** PROBLEM **
Reproduce all of the listing below without alteration.
─── THE DATA
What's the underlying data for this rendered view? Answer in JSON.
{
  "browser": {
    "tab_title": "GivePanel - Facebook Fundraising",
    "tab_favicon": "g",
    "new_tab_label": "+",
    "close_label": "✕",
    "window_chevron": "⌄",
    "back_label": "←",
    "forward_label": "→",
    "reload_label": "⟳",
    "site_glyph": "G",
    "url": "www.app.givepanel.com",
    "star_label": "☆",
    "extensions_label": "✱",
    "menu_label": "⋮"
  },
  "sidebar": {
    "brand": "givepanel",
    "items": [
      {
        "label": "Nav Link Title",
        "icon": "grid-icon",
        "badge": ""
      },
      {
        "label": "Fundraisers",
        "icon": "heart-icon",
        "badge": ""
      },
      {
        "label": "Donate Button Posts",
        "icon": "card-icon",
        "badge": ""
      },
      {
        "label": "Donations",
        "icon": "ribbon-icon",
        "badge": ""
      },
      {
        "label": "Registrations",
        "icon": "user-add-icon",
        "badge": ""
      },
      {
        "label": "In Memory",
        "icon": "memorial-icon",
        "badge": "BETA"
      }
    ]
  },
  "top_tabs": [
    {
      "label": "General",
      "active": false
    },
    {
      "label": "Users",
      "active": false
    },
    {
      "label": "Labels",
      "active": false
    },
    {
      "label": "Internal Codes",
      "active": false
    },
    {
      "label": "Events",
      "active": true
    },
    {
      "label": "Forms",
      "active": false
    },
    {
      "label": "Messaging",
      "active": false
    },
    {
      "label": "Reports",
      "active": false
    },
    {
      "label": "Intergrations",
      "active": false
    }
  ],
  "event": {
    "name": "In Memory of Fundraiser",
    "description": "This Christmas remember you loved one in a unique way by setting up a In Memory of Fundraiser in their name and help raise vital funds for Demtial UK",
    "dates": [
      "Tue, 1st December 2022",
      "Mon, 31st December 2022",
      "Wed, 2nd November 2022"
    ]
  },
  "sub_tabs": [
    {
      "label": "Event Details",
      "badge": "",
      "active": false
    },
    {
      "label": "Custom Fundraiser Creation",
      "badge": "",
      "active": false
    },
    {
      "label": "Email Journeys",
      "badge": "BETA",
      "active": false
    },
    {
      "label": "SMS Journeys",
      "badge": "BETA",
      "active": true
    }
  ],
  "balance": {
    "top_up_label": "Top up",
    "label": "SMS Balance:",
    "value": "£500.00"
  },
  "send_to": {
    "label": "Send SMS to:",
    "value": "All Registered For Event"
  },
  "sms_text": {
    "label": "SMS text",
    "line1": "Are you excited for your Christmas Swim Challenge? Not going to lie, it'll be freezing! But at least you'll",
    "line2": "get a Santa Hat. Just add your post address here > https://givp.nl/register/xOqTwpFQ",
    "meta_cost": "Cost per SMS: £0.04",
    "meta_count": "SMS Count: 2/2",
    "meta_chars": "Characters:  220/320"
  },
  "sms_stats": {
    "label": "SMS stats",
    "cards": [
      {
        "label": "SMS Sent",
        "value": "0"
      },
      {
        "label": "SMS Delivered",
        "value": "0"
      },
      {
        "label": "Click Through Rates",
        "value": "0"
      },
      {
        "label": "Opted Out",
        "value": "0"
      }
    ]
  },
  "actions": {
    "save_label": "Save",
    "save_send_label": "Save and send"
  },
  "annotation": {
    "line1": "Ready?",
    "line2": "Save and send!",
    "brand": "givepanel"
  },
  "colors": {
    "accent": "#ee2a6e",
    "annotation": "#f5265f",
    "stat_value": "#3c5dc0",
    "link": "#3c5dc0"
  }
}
──────
** CORRECT RESULT **
What's the underlying data for this rendered view? Answer in JSON.
{
  "browser": {
    "tab_title": "GivePanel - Facebook Fundraising",
    "tab_favicon": "g",
    "new_tab_label": "+",
    "close_label": "✕",
    "window_chevron": "⌄",
    "back_label": "←",
    "forward_label": "→",
    "reload_label": "⟳",
    "site_glyph": "G",
    "url": "www.app.givepanel.com",
    "star_label": "☆",
    "extensions_label": "✱",
    "menu_label": "⋮"
  },
  "sidebar": {
    "brand": "givepanel",
    "items": [
      {
        "label": "Nav Link Title",
        "icon": "grid-icon",
        "badge": ""
      },
      {
        "label": "Fundraisers",
        "icon": "heart-icon",
        "badge": ""
      },
      {
        "label": "Donate Button Posts",
        "icon": "card-icon",
        "badge": ""
      },
      {
        "label": "Donations",
        "icon": "ribbon-icon",
        "badge": ""
      },
      {
        "label": "Registrations",
        "icon": "user-add-icon",
        "badge": ""
      },
      {
        "label": "In Memory",
        "icon": "memorial-icon",
        "badge": "BETA"
      }
    ]
  },
  "top_tabs": [
    {
      "label": "General",
      "active": false
    },
    {
      "label": "Users",
      "active": false
    },
    {
      "label": "Labels",
      "active": false
    },
    {
      "label": "Internal Codes",
      "active": false
    },
    {
      "label": "Events",
      "active": true
    },
    {
      "label": "Forms",
      "active": false
    },
    {
      "label": "Messaging",
      "active": false
    },
    {
      "label": "Reports",
      "active": false
    },
    {
      "label": "Intergrations",
      "active": false
    }
  ],
  "event": {
    "name": "In Memory of Fundraiser",
    "description": "This Christmas remember you loved one in a unique way by setting up a In Memory of Fundraiser in their name and help raise vital funds for Demtial UK",
    "dates": [
      "Tue, 1st December 2022",
      "Mon, 31st December 2022",
      "Wed, 2nd November 2022"
    ]
  },
  "sub_tabs": [
    {
      "label": "Event Details",
      "badge": "",
      "active": false
    },
    {
      "label": "Custom Fundraiser Creation",
      "badge": "",
      "active": false
    },
    {
      "label": "Email Journeys",
      "badge": "BETA",
      "active": false
    },
    {
      "label": "SMS Journeys",
      "badge": "BETA",
      "active": true
    }
  ],
  "balance": {
    "top_up_label": "Top up",
    "label": "SMS Balance:",
    "value": "£500.00"
  },
  "send_to": {
    "label": "Send SMS to:",
    "value": "All Registered For Event"
  },
  "sms_text": {
    "label": "SMS text",
    "line1": "Are you excited for your Christmas Swim Challenge? Not going to lie, it'll be freezing! But at least you'll",
    "line2": "get a Santa Hat. Just add your post address here > https://givp.nl/register/xOqTwpFQ",
    "meta_cost": "Cost per SMS: £0.04",
    "meta_count": "SMS Count: 2/2",
    "meta_chars": "Characters:  220/320"
  },
  "sms_stats": {
    "label": "SMS stats",
    "cards": [
      {
        "label": "SMS Sent",
        "value": "0"
      },
      {
        "label": "SMS Delivered",
        "value": "0"
      },
      {
        "label": "Click Through Rates",
        "value": "0"
      },
      {
        "label": "Opted Out",
        "value": "0"
      }
    ]
  },
  "actions": {
    "save_label": "Save",
    "save_send_label": "Save and send"
  },
  "annotation": {
    "line1": "Ready?",
    "line2": "Save and send!",
    "brand": "givepanel"
  },
  "colors": {
    "accent": "#ee2a6e",
    "annotation": "#f5265f",
    "stat_value": "#3c5dc0",
    "link": "#3c5dc0"
  }
}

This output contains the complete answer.